Start DATA SHOWN

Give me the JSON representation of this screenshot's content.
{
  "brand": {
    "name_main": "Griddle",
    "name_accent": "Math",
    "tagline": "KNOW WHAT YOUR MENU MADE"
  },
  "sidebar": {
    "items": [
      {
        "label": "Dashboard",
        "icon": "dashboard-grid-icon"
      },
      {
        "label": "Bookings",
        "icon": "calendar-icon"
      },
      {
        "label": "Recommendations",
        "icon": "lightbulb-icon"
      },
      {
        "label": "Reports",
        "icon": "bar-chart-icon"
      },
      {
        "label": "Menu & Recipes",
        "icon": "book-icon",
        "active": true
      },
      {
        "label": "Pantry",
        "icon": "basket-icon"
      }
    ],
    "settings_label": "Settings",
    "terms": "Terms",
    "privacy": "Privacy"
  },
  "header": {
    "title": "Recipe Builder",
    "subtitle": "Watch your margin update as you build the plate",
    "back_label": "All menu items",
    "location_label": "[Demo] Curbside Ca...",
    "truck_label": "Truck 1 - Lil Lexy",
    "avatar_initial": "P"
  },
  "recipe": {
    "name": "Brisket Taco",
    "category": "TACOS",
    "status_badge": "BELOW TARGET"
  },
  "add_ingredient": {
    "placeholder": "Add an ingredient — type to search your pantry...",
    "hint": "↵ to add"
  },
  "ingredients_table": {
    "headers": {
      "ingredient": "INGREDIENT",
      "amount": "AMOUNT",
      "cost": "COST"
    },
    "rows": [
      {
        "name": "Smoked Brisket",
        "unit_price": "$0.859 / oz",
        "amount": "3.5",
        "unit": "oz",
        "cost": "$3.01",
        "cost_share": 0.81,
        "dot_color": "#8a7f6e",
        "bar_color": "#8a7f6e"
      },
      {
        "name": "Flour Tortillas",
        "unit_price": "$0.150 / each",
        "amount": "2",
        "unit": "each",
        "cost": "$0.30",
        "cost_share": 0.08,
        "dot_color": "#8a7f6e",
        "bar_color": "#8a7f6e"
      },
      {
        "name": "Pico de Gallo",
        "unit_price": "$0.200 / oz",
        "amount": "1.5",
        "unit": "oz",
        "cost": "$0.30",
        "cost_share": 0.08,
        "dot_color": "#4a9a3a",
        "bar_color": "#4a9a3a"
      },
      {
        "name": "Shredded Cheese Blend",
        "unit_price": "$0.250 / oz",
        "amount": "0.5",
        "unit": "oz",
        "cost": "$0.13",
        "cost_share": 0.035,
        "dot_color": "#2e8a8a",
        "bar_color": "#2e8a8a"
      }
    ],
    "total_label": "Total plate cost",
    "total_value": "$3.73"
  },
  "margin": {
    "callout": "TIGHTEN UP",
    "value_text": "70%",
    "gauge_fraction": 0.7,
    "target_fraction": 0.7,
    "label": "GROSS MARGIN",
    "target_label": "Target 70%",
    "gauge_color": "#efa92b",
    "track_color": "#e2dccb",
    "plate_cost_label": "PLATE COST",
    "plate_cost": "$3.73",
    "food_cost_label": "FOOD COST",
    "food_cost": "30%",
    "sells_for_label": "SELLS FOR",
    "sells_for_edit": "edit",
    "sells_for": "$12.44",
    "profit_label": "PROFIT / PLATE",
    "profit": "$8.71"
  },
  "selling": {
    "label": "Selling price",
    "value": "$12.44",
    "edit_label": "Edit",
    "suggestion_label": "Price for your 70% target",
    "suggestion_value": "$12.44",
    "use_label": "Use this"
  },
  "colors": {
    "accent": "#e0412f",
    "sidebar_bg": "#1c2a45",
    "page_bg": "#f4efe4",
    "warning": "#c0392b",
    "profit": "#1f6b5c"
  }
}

End DATA SHOWN

Track down the lines that include the word "amount" and copy them.

● SOLUTION TO THE EXERCISE
      "amount": "AMOUNT",
        "amount": "3.5",
        "amount": "2",
        "amount": "1.5",
        "amount": "0.5",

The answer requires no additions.